(Stored items from a collection)
--------------------
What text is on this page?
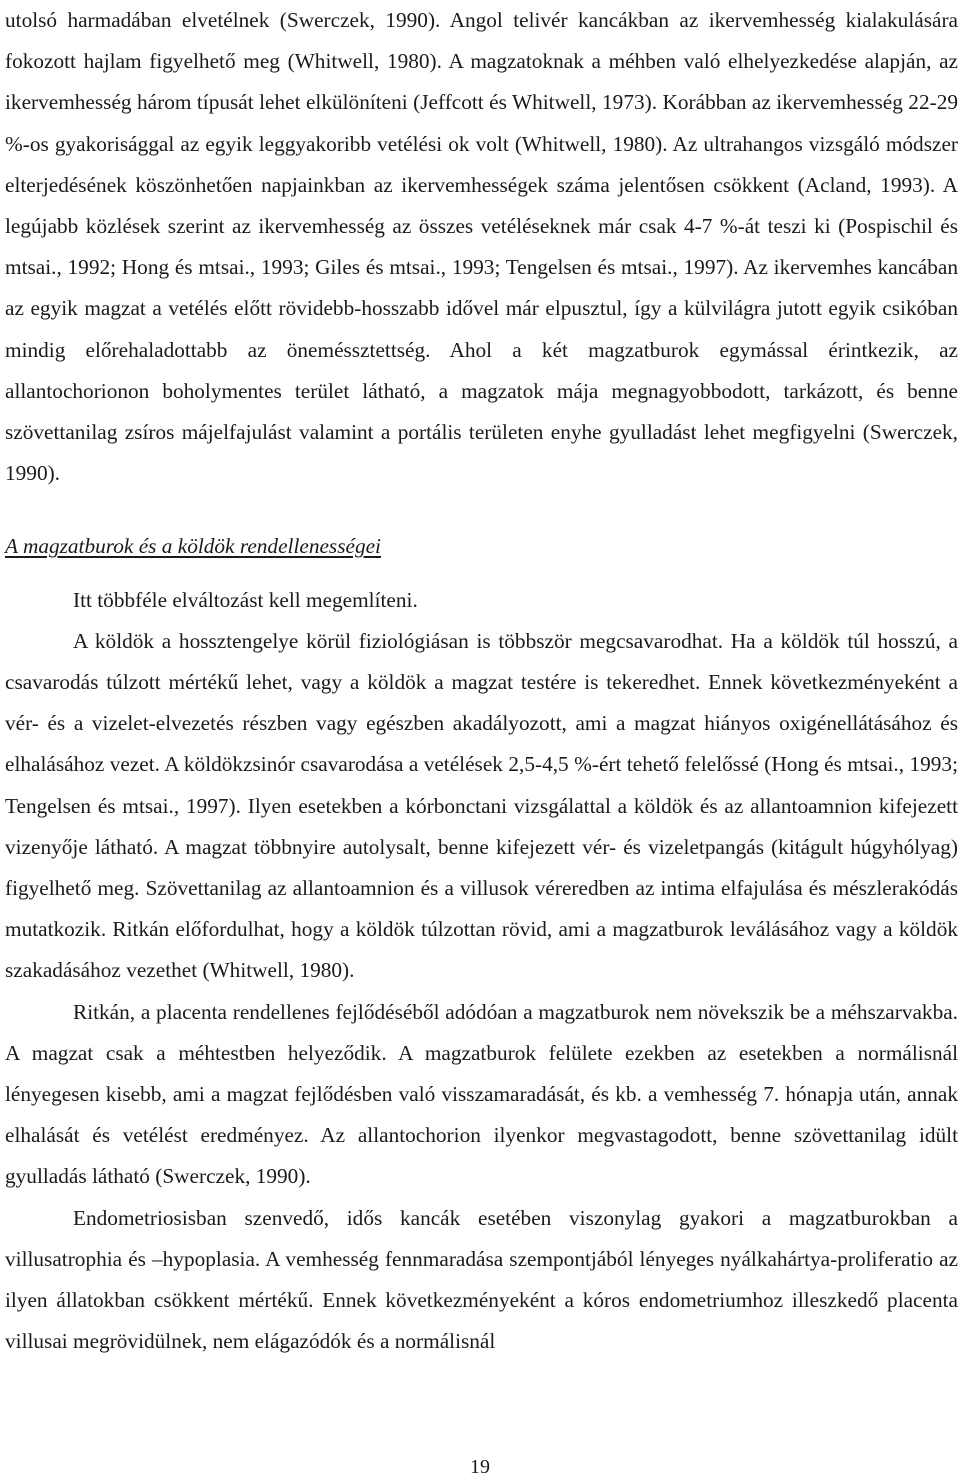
utolsó harmadában elvetélnek (Swerczek, 1990). Angol telivér kancákban az ikervemhesség kialakulására fokozott hajlam figyelhető meg (Whitwell, 1980). A magzatoknak a méhben való elhelyezkedése alapján, az ikervemhesség három típusát lehet elkülöníteni (Jeffcott és Whitwell, 1973). Korábban az ikervemhesség 22-29 %-os gyakorisággal az egyik leggyakoribb vetélési ok volt (Whitwell, 1980). Az ultrahangos vizsgáló módszer elterjedésének köszönhetően napjainkban az ikervemhességek száma jelentősen csökkent (Acland, 1993). A legújabb közlések szerint az ikervemhesség az összes vetéléseknek már csak 4-7 %-át teszi ki (Pospischil és mtsai., 1992; Hong és mtsai., 1993; Giles és mtsai., 1993; Tengelsen és mtsai., 1997). Az ikervemhes kancában az egyik magzat a vetélés előtt rövidebb-hosszabb idővel már elpusztul, így a külvilágra jutott egyik csikóban mindig előrehaladottabb az öneméssztettség. Ahol a két magzatburok egymással érintkezik, az allantochorionon boholymentes terület látható, a magzatok mája megnagyobbodott, tarkázott, és benne szövettanilag zsíros májelfajulást valamint a portális területen enyhe gyulladást lehet megfigyelni (Swerczek, 1990).

A magzatburok és a köldök rendellenességei

Itt többféle elváltozást kell megemlíteni.

A köldök a hossztengelye körül fiziológiásan is többször megcsavarodhat. Ha a köldök túl hosszú, a csavarodás túlzott mértékű lehet, vagy a köldök a magzat testére is tekeredhet. Ennek következményeként a vér- és a vizelet-elvezetés részben vagy egészben akadályozott, ami a magzat hiányos oxigénellátásához és elhalásához vezet. A köldökzsinór csavarodása a vetélések 2,5-4,5 %-ért tehető felelőssé (Hong és mtsai., 1993; Tengelsen és mtsai., 1997). Ilyen esetekben a kórbonctani vizsgálattal a köldök és az allantoamnion kifejezett vizenyője látható. A magzat többnyire autolysalt, benne kifejezett vér- és vizeletpangás (kitágult húgyhólyag) figyelhető meg. Szövettanilag az allantoamnion és a villusok véreredben az intima elfajulása és mészlerakódás mutatkozik. Ritkán előfordulhat, hogy a köldök túlzottan rövid, ami a magzatburok leválásához vagy a köldök szakadásához vezethet (Whitwell, 1980).

Ritkán, a placenta rendellenes fejlődéséből adódóan a magzatburok nem növekszik be a méhszarvakba. A magzat csak a méhtestben helyeződik. A magzatburok felülete ezekben az esetekben a normálisnál lényegesen kisebb, ami a magzat fejlődésben való visszamaradását, és kb. a vemhesség 7. hónapja után, annak elhalását és vetélést eredményez. Az allantochorion ilyenkor megvastagodott, benne szövettanilag idült gyulladás látható (Swerczek, 1990).

Endometriosisban szenvedő, idős kancák esetében viszonylag gyakori a magzatburokban a villusatrophia és –hypoplasia. A vemhesség fennmaradása szempontjából lényeges nyálkahártya-proliferatio az ilyen állatokban csökkent mértékű. Ennek következményeként a kóros endometriumhoz illeszkedő placenta villusai megrövidülnek, nem elágazódók és a normálisnál

19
--------------------
Repeat each entry exactly as it appears; skip any picture.

## WRITTEN SOLUTION
What text is on this page?
utolsó harmadában elvetélnek (Swerczek, 1990). Angol telivér kancákban az ikervemhesség kialakulására fokozott hajlam figyelhető meg (Whitwell, 1980). A magzatoknak a méhben való elhelyezkedése alapján, az ikervemhesség három típusát lehet elkülöníteni (Jeffcott és Whitwell, 1973). Korábban az ikervemhesség 22-29 %-os gyakorisággal az egyik leggyakoribb vetélési ok volt (Whitwell, 1980). Az ultrahangos vizsgáló módszer elterjedésének köszönhetően napjainkban az ikervemhességek száma jelentősen csökkent (Acland, 1993). A legújabb közlések szerint az ikervemhesség az összes vetéléseknek már csak 4-7 %-át teszi ki (Pospischil és mtsai., 1992; Hong és mtsai., 1993; Giles és mtsai., 1993; Tengelsen és mtsai., 1997). Az ikervemhes kancában az egyik magzat a vetélés előtt rövidebb-hosszabb idővel már elpusztul, így a külvilágra jutott egyik csikóban mindig előrehaladottabb az öneméssztettség. Ahol a két magzatburok egymással érintkezik, az allantochorionon boholymentes terület látható, a magzatok mája megnagyobbodott, tarkázott, és benne szövettanilag zsíros májelfajulást valamint a portális területen enyhe gyulladást lehet megfigyelni (Swerczek, 1990).

A magzatburok és a köldök rendellenességei

Itt többféle elváltozást kell megemlíteni.

A köldök a hossztengelye körül fiziológiásan is többször megcsavarodhat. Ha a köldök túl hosszú, a csavarodás túlzott mértékű lehet, vagy a köldök a magzat testére is tekeredhet. Ennek következményeként a vér- és a vizelet-elvezetés részben vagy egészben akadályozott, ami a magzat hiányos oxigénellátásához és elhalásához vezet. A köldökzsinór csavarodása a vetélések 2,5-4,5 %-ért tehető felelőssé (Hong és mtsai., 1993; Tengelsen és mtsai., 1997). Ilyen esetekben a kórbonctani vizsgálattal a köldök és az allantoamnion kifejezett vizenyője látható. A magzat többnyire autolysalt, benne kifejezett vér- és vizeletpangás (kitágult húgyhólyag) figyelhető meg. Szövettanilag az allantoamnion és a villusok véreredben az intima elfajulása és mészlerakódás mutatkozik. Ritkán előfordulhat, hogy a köldök túlzottan rövid, ami a magzatburok leválásához vagy a köldök szakadásához vezethet (Whitwell, 1980).

Ritkán, a placenta rendellenes fejlődéséből adódóan a magzatburok nem növekszik be a méhszarvakba. A magzat csak a méhtestben helyeződik. A magzatburok felülete ezekben az esetekben a normálisnál lényegesen kisebb, ami a magzat fejlődésben való visszamaradását, és kb. a vemhesség 7. hónapja után, annak elhalását és vetélést eredményez. Az allantochorion ilyenkor megvastagodott, benne szövettanilag idült gyulladás látható (Swerczek, 1990).

Endometriosisban szenvedő, idős kancák esetében viszonylag gyakori a magzatburokban a villusatrophia és –hypoplasia. A vemhesség fennmaradása szempontjából lényeges nyálkahártya-proliferatio az ilyen állatokban csökkent mértékű. Ennek következményeként a kóros endometriumhoz illeszkedő placenta villusai megrövidülnek, nem elágazódók és a normálisnál

19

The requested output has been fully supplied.